- [EXERCISE AIM]: Write out all of the lines below, exactly and completely.

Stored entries
- - - - -

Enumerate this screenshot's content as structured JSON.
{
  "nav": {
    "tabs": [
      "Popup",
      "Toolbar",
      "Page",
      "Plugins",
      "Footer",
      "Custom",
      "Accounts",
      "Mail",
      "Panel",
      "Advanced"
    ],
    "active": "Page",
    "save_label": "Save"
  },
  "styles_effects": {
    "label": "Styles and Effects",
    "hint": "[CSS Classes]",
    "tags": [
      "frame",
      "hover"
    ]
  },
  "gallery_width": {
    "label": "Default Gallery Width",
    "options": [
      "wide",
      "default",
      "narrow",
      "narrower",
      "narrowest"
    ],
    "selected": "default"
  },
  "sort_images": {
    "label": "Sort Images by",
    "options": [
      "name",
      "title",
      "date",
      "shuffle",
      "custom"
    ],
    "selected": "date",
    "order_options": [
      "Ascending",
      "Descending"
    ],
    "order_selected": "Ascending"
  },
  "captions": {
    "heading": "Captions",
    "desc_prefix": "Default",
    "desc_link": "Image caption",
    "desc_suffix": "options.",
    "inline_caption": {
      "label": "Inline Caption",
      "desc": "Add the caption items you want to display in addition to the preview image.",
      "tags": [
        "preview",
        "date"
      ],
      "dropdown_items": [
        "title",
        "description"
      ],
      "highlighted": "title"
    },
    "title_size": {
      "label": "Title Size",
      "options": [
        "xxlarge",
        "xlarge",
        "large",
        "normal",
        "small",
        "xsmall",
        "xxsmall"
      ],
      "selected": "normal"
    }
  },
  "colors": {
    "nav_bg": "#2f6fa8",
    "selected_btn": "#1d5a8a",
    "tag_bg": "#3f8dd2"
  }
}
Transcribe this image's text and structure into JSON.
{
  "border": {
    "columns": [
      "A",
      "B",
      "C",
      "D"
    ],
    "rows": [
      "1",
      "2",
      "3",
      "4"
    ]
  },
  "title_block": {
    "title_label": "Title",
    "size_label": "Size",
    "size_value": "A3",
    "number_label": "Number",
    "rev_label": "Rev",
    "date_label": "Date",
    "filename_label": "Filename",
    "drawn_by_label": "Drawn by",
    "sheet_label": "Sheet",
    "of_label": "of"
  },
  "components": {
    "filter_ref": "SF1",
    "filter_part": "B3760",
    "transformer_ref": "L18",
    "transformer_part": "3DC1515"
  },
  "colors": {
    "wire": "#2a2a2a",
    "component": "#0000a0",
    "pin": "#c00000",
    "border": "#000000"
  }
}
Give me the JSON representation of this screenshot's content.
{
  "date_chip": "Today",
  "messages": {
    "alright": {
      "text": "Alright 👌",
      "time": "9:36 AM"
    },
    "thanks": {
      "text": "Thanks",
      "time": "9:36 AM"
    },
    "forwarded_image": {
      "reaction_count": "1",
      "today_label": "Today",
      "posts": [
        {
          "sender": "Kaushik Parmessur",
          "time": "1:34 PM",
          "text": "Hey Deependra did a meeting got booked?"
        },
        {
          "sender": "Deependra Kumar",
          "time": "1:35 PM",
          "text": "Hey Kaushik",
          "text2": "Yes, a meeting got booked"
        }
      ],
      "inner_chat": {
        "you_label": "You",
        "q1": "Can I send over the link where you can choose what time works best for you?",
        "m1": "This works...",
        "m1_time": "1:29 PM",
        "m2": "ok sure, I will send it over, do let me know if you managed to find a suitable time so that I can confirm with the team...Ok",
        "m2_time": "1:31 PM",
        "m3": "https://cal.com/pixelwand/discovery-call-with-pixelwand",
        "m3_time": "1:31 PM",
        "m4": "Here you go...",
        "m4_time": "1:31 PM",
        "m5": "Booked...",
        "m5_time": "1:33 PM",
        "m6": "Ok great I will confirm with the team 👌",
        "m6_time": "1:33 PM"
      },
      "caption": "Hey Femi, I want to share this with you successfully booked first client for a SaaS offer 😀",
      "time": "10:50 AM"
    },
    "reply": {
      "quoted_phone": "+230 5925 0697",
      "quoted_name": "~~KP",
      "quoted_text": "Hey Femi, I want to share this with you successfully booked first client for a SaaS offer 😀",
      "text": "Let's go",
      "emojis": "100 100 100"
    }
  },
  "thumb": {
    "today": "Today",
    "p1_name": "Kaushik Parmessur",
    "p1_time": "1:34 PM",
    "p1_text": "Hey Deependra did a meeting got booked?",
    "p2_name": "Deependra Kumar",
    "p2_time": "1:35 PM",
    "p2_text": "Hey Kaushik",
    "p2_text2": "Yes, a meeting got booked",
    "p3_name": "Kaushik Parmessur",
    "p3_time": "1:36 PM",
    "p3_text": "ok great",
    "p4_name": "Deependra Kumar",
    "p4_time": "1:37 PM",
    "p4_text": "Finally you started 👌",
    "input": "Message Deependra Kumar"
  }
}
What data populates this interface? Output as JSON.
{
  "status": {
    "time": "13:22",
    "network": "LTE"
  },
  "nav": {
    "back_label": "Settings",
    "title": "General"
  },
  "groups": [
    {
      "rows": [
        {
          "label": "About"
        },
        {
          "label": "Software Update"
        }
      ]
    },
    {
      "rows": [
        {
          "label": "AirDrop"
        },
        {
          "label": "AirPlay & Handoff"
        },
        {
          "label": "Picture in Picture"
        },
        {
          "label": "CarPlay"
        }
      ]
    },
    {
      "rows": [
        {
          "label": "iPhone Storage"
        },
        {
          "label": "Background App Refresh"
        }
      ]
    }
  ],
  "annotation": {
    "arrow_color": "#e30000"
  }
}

- - - - -

- [EXERCISE OUTPUT]:
Enumerate this screenshot's content as structured JSON.
{
  "nav": {
    "tabs": [
      "Popup",
      "Toolbar",
      "Page",
      "Plugins",
      "Footer",
      "Custom",
      "Accounts",
      "Mail",
      "Panel",
      "Advanced"
    ],
    "active": "Page",
    "save_label": "Save"
  },
  "styles_effects": {
    "label": "Styles and Effects",
    "hint": "[CSS Classes]",
    "tags": [
      "frame",
      "hover"
    ]
  },
  "gallery_width": {
    "label": "Default Gallery Width",
    "options": [
      "wide",
      "default",
      "narrow",
      "narrower",
      "narrowest"
    ],
    "selected": "default"
  },
  "sort_images": {
    "label": "Sort Images by",
    "options": [
      "name",
      "title",
      "date",
      "shuffle",
      "custom"
    ],
    "selected": "date",
    "order_options": [
      "Ascending",
      "Descending"
    ],
    "order_selected": "Ascending"
  },
  "captions": {
    "heading": "Captions",
    "desc_prefix": "Default",
    "desc_link": "Image caption",
    "desc_suffix": "options.",
    "inline_caption": {
      "label": "Inline Caption",
      "desc": "Add the caption items you want to display in addition to the preview image.",
      "tags": [
        "preview",
        "date"
      ],
      "dropdown_items": [
        "title",
        "description"
      ],
      "highlighted": "title"
    },
    "title_size": {
      "label": "Title Size",
      "options": [
        "xxlarge",
        "xlarge",
        "large",
        "normal",
        "small",
        "xsmall",
        "xxsmall"
      ],
      "selected": "normal"
    }
  },
  "colors": {
    "nav_bg": "#2f6fa8",
    "selected_btn": "#1d5a8a",
    "tag_bg": "#3f8dd2"
  }
}
Transcribe this image's text and structure into JSON.
{
  "border": {
    "columns": [
      "A",
      "B",
      "C",
      "D"
    ],
    "rows": [
      "1",
      "2",
      "3",
      "4"
    ]
  },
  "title_block": {
    "title_label": "Title",
    "size_label": "Size",
    "size_value": "A3",
    "number_label": "Number",
    "rev_label": "Rev",
    "date_label": "Date",
    "filename_label": "Filename",
    "drawn_by_label": "Drawn by",
    "sheet_label": "Sheet",
    "of_label": "of"
  },
  "components": {
    "filter_ref": "SF1",
    "filter_part": "B3760",
    "transformer_ref": "L18",
    "transformer_part": "3DC1515"
  },
  "colors": {
    "wire": "#2a2a2a",
    "component": "#0000a0",
    "pin": "#c00000",
    "border": "#000000"
  }
}
Give me the JSON representation of this screenshot's content.
{
  "date_chip": "Today",
  "messages": {
    "alright": {
      "text": "Alright 👌",
      "time": "9:36 AM"
    },
    "thanks": {
      "text": "Thanks",
      "time": "9:36 AM"
    },
    "forwarded_image": {
      "reaction_count": "1",
      "today_label": "Today",
      "posts": [
        {
          "sender": "Kaushik Parmessur",
          "time": "1:34 PM",
          "text": "Hey Deependra did a meeting got booked?"
        },
        {
          "sender": "Deependra Kumar",
          "time": "1:35 PM",
          "text": "Hey Kaushik",
          "text2": "Yes, a meeting got booked"
        }
      ],
      "inner_chat": {
        "you_label": "You",
        "q1": "Can I send over the link where you can choose what time works best for you?",
        "m1": "This works...",
        "m1_time": "1:29 PM",
        "m2": "ok sure, I will send it over, do let me know if you managed to find a suitable time so that I can confirm with the team...Ok",
        "m2_time": "1:31 PM",
        "m3": "https://cal.com/pixelwand/discovery-call-with-pixelwand",
        "m3_time": "1:31 PM",
        "m4": "Here you go...",
        "m4_time": "1:31 PM",
        "m5": "Booked...",
        "m5_time": "1:33 PM",
        "m6": "Ok great I will confirm with the team 👌",
        "m6_time": "1:33 PM"
      },
      "caption": "Hey Femi, I want to share this with you successfully booked first client for a SaaS offer 😀",
      "time": "10:50 AM"
    },
    "reply": {
      "quoted_phone": "+230 5925 0697",
      "quoted_name": "~~KP",
      "quoted_text": "Hey Femi, I want to share this with you successfully booked first client for a SaaS offer 😀",
      "text": "Let's go",
      "emojis": "100 100 100"
    }
  },
  "thumb": {
    "today": "Today",
    "p1_name": "Kaushik Parmessur",
    "p1_time": "1:34 PM",
    "p1_text": "Hey Deependra did a meeting got booked?",
    "p2_name": "Deependra Kumar",
    "p2_time": "1:35 PM",
    "p2_text": "Hey Kaushik",
    "p2_text2": "Yes, a meeting got booked",
    "p3_name": "Kaushik Parmessur",
    "p3_time": "1:36 PM",
    "p3_text": "ok great",
    "p4_name": "Deependra Kumar",
    "p4_time": "1:37 PM",
    "p4_text": "Finally you started 👌",
    "input": "Message Deependra Kumar"
  }
}
What data populates this interface? Output as JSON.
{
  "status": {
    "time": "13:22",
    "network": "LTE"
  },
  "nav": {
    "back_label": "Settings",
    "title": "General"
  },
  "groups": [
    {
      "rows": [
        {
          "label": "About"
        },
        {
          "label": "Software Update"
        }
      ]
    },
    {
      "rows": [
        {
          "label": "AirDrop"
        },
        {
          "label": "AirPlay & Handoff"
        },
        {
          "label": "Picture in Picture"
        },
        {
          "label": "CarPlay"
        }
      ]
    },
    {
      "rows": [
        {
          "label": "iPhone Storage"
        },
        {
          "label": "Background App Refresh"
        }
      ]
    }
  ],
  "annotation": {
    "arrow_color": "#e30000"
  }
}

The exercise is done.